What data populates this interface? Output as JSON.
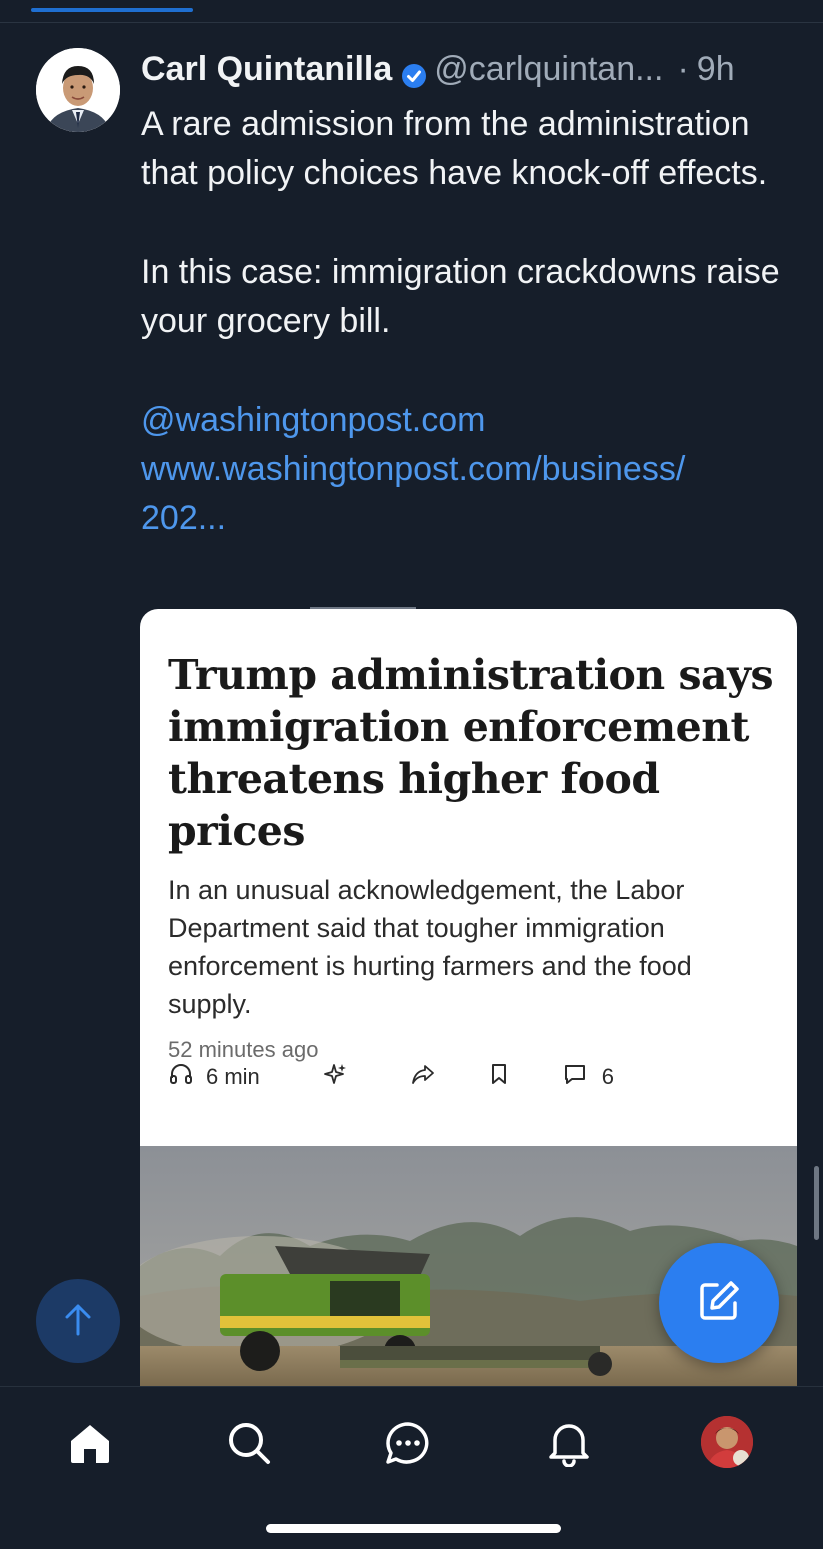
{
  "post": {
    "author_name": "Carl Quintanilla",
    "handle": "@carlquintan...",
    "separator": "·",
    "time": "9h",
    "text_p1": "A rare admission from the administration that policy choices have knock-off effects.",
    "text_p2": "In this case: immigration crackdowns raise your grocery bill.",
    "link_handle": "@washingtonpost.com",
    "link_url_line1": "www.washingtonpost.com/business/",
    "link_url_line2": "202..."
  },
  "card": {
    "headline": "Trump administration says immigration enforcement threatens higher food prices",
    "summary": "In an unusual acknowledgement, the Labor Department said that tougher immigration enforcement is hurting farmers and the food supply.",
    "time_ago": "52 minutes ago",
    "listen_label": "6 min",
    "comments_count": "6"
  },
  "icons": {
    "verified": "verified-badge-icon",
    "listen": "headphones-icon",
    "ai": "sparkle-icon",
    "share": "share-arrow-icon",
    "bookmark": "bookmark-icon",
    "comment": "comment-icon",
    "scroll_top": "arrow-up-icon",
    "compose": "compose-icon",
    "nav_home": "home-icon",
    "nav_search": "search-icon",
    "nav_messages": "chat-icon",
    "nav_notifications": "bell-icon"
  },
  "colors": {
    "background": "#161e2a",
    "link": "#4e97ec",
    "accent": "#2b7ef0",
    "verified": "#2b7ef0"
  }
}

→ WHAT THE TASK ASKS
Every line of the data should be copied as it stands, without the images.

→ EXERCISE OUTPUT
What data populates this interface? Output as JSON.
{
  "post": {
    "author_name": "Carl Quintanilla",
    "handle": "@carlquintan...",
    "separator": "·",
    "time": "9h",
    "text_p1": "A rare admission from the administration that policy choices have knock-off effects.",
    "text_p2": "In this case: immigration crackdowns raise your grocery bill.",
    "link_handle": "@washingtonpost.com",
    "link_url_line1": "www.washingtonpost.com/business/",
    "link_url_line2": "202..."
  },
  "card": {
    "headline": "Trump administration says immigration enforcement threatens higher food prices",
    "summary": "In an unusual acknowledgement, the Labor Department said that tougher immigration enforcement is hurting farmers and the food supply.",
    "time_ago": "52 minutes ago",
    "listen_label": "6 min",
    "comments_count": "6"
  },
  "icons": {
    "verified": "verified-badge-icon",
    "listen": "headphones-icon",
    "ai": "sparkle-icon",
    "share": "share-arrow-icon",
    "bookmark": "bookmark-icon",
    "comment": "comment-icon",
    "scroll_top": "arrow-up-icon",
    "compose": "compose-icon",
    "nav_home": "home-icon",
    "nav_search": "search-icon",
    "nav_messages": "chat-icon",
    "nav_notifications": "bell-icon"
  },
  "colors": {
    "background": "#161e2a",
    "link": "#4e97ec",
    "accent": "#2b7ef0",
    "verified": "#2b7ef0"
  }
}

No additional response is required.